Excerpt from a dataset:
========================
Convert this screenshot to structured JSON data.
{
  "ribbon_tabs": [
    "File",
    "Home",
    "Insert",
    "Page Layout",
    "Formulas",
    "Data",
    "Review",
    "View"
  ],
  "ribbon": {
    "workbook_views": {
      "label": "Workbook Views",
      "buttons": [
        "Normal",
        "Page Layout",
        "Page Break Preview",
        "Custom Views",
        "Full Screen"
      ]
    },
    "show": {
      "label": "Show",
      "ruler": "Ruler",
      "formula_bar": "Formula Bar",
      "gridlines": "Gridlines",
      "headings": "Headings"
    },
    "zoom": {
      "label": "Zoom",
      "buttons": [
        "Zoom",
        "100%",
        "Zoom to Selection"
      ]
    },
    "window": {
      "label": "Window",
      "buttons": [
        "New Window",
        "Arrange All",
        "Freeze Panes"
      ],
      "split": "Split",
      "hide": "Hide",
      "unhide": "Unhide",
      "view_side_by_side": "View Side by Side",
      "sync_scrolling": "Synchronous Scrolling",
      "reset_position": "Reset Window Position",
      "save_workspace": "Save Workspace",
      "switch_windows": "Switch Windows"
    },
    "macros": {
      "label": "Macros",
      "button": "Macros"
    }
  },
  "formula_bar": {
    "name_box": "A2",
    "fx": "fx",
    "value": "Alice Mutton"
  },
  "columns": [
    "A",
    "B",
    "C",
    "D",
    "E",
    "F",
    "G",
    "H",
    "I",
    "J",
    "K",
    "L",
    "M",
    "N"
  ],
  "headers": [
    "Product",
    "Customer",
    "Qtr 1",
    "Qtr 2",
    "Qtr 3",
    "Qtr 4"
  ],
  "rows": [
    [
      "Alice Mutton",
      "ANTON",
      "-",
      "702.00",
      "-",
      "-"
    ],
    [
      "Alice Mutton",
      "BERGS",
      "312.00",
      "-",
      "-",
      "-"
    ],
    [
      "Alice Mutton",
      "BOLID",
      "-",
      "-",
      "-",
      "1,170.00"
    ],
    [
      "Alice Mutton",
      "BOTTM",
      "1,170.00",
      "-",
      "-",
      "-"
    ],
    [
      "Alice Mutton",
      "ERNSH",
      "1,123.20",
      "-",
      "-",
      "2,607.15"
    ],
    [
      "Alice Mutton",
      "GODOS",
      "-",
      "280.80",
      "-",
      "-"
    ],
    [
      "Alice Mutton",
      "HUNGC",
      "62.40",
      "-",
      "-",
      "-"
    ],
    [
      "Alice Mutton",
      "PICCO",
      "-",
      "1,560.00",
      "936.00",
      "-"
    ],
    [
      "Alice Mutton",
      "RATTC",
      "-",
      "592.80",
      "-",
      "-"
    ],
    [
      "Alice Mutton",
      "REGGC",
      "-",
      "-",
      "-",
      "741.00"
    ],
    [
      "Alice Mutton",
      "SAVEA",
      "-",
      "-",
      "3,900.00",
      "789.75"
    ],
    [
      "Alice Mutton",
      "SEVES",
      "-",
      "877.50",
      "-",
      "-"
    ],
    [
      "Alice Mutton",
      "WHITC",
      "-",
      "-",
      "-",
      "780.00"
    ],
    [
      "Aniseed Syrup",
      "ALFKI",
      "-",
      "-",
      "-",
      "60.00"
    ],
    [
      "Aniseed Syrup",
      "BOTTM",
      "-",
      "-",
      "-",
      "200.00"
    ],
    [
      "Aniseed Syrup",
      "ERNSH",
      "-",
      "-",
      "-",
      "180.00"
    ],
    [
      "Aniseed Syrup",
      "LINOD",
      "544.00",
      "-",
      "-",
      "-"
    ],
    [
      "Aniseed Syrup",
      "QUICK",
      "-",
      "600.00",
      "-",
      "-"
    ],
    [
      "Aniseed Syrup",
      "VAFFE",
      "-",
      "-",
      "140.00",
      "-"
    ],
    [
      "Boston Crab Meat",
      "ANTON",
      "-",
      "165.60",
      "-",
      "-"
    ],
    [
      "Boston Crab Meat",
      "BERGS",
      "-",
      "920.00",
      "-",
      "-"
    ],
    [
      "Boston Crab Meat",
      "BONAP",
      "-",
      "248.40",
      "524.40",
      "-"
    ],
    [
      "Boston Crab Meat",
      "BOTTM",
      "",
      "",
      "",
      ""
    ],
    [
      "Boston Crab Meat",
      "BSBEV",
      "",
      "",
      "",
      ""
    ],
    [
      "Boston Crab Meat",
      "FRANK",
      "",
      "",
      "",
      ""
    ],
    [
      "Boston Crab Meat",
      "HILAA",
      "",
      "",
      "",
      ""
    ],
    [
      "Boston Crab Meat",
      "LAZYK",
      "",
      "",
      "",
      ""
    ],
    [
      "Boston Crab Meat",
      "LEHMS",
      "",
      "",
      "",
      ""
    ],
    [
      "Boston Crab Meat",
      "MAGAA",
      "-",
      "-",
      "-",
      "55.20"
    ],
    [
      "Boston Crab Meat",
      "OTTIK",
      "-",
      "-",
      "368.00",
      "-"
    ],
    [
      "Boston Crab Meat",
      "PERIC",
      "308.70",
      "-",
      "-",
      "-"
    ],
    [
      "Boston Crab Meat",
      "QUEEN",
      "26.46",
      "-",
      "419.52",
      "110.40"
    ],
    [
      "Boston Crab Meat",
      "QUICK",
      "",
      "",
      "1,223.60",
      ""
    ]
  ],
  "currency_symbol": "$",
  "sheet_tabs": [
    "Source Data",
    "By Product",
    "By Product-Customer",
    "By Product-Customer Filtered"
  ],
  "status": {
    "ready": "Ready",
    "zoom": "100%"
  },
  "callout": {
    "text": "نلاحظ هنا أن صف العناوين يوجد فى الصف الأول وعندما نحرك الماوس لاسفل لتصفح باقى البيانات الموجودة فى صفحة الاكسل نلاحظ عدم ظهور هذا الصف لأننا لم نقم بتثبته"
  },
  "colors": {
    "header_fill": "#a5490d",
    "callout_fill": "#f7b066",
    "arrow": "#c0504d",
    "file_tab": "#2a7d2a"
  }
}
========================
Output the whole listing above again, word for word.

Convert this screenshot to structured JSON data.
{
  "ribbon_tabs": [
    "File",
    "Home",
    "Insert",
    "Page Layout",
    "Formulas",
    "Data",
    "Review",
    "View"
  ],
  "ribbon": {
    "workbook_views": {
      "label": "Workbook Views",
      "buttons": [
        "Normal",
        "Page Layout",
        "Page Break Preview",
        "Custom Views",
        "Full Screen"
      ]
    },
    "show": {
      "label": "Show",
      "ruler": "Ruler",
      "formula_bar": "Formula Bar",
      "gridlines": "Gridlines",
      "headings": "Headings"
    },
    "zoom": {
      "label": "Zoom",
      "buttons": [
        "Zoom",
        "100%",
        "Zoom to Selection"
      ]
    },
    "window": {
      "label": "Window",
      "buttons": [
        "New Window",
        "Arrange All",
        "Freeze Panes"
      ],
      "split": "Split",
      "hide": "Hide",
      "unhide": "Unhide",
      "view_side_by_side": "View Side by Side",
      "sync_scrolling": "Synchronous Scrolling",
      "reset_position": "Reset Window Position",
      "save_workspace": "Save Workspace",
      "switch_windows": "Switch Windows"
    },
    "macros": {
      "label": "Macros",
      "button": "Macros"
    }
  },
  "formula_bar": {
    "name_box": "A2",
    "fx": "fx",
    "value": "Alice Mutton"
  },
  "columns": [
    "A",
    "B",
    "C",
    "D",
    "E",
    "F",
    "G",
    "H",
    "I",
    "J",
    "K",
    "L",
    "M",
    "N"
  ],
  "headers": [
    "Product",
    "Customer",
    "Qtr 1",
    "Qtr 2",
    "Qtr 3",
    "Qtr 4"
  ],
  "rows": [
    [
      "Alice Mutton",
      "ANTON",
      "-",
      "702.00",
      "-",
      "-"
    ],
    [
      "Alice Mutton",
      "BERGS",
      "312.00",
      "-",
      "-",
      "-"
    ],
    [
      "Alice Mutton",
      "BOLID",
      "-",
      "-",
      "-",
      "1,170.00"
    ],
    [
      "Alice Mutton",
      "BOTTM",
      "1,170.00",
      "-",
      "-",
      "-"
    ],
    [
      "Alice Mutton",
      "ERNSH",
      "1,123.20",
      "-",
      "-",
      "2,607.15"
    ],
    [
      "Alice Mutton",
      "GODOS",
      "-",
      "280.80",
      "-",
      "-"
    ],
    [
      "Alice Mutton",
      "HUNGC",
      "62.40",
      "-",
      "-",
      "-"
    ],
    [
      "Alice Mutton",
      "PICCO",
      "-",
      "1,560.00",
      "936.00",
      "-"
    ],
    [
      "Alice Mutton",
      "RATTC",
      "-",
      "592.80",
      "-",
      "-"
    ],
    [
      "Alice Mutton",
      "REGGC",
      "-",
      "-",
      "-",
      "741.00"
    ],
    [
      "Alice Mutton",
      "SAVEA",
      "-",
      "-",
      "3,900.00",
      "789.75"
    ],
    [
      "Alice Mutton",
      "SEVES",
      "-",
      "877.50",
      "-",
      "-"
    ],
    [
      "Alice Mutton",
      "WHITC",
      "-",
      "-",
      "-",
      "780.00"
    ],
    [
      "Aniseed Syrup",
      "ALFKI",
      "-",
      "-",
      "-",
      "60.00"
    ],
    [
      "Aniseed Syrup",
      "BOTTM",
      "-",
      "-",
      "-",
      "200.00"
    ],
    [
      "Aniseed Syrup",
      "ERNSH",
      "-",
      "-",
      "-",
      "180.00"
    ],
    [
      "Aniseed Syrup",
      "LINOD",
      "544.00",
      "-",
      "-",
      "-"
    ],
    [
      "Aniseed Syrup",
      "QUICK",
      "-",
      "600.00",
      "-",
      "-"
    ],
    [
      "Aniseed Syrup",
      "VAFFE",
      "-",
      "-",
      "140.00",
      "-"
    ],
    [
      "Boston Crab Meat",
      "ANTON",
      "-",
      "165.60",
      "-",
      "-"
    ],
    [
      "Boston Crab Meat",
      "BERGS",
      "-",
      "920.00",
      "-",
      "-"
    ],
    [
      "Boston Crab Meat",
      "BONAP",
      "-",
      "248.40",
      "524.40",
      "-"
    ],
    [
      "Boston Crab Meat",
      "BOTTM",
      "",
      "",
      "",
      ""
    ],
    [
      "Boston Crab Meat",
      "BSBEV",
      "",
      "",
      "",
      ""
    ],
    [
      "Boston Crab Meat",
      "FRANK",
      "",
      "",
      "",
      ""
    ],
    [
      "Boston Crab Meat",
      "HILAA",
      "",
      "",
      "",
      ""
    ],
    [
      "Boston Crab Meat",
      "LAZYK",
      "",
      "",
      "",
      ""
    ],
    [
      "Boston Crab Meat",
      "LEHMS",
      "",
      "",
      "",
      ""
    ],
    [
      "Boston Crab Meat",
      "MAGAA",
      "-",
      "-",
      "-",
      "55.20"
    ],
    [
      "Boston Crab Meat",
      "OTTIK",
      "-",
      "-",
      "368.00",
      "-"
    ],
    [
      "Boston Crab Meat",
      "PERIC",
      "308.70",
      "-",
      "-",
      "-"
    ],
    [
      "Boston Crab Meat",
      "QUEEN",
      "26.46",
      "-",
      "419.52",
      "110.40"
    ],
    [
      "Boston Crab Meat",
      "QUICK",
      "",
      "",
      "1,223.60",
      ""
    ]
  ],
  "currency_symbol": "$",
  "sheet_tabs": [
    "Source Data",
    "By Product",
    "By Product-Customer",
    "By Product-Customer Filtered"
  ],
  "status": {
    "ready": "Ready",
    "zoom": "100%"
  },
  "callout": {
    "text": "نلاحظ هنا أن صف العناوين يوجد فى الصف الأول وعندما نحرك الماوس لاسفل لتصفح باقى البيانات الموجودة فى صفحة الاكسل نلاحظ عدم ظهور هذا الصف لأننا لم نقم بتثبته"
  },
  "colors": {
    "header_fill": "#a5490d",
    "callout_fill": "#f7b066",
    "arrow": "#c0504d",
    "file_tab": "#2a7d2a"
  }
}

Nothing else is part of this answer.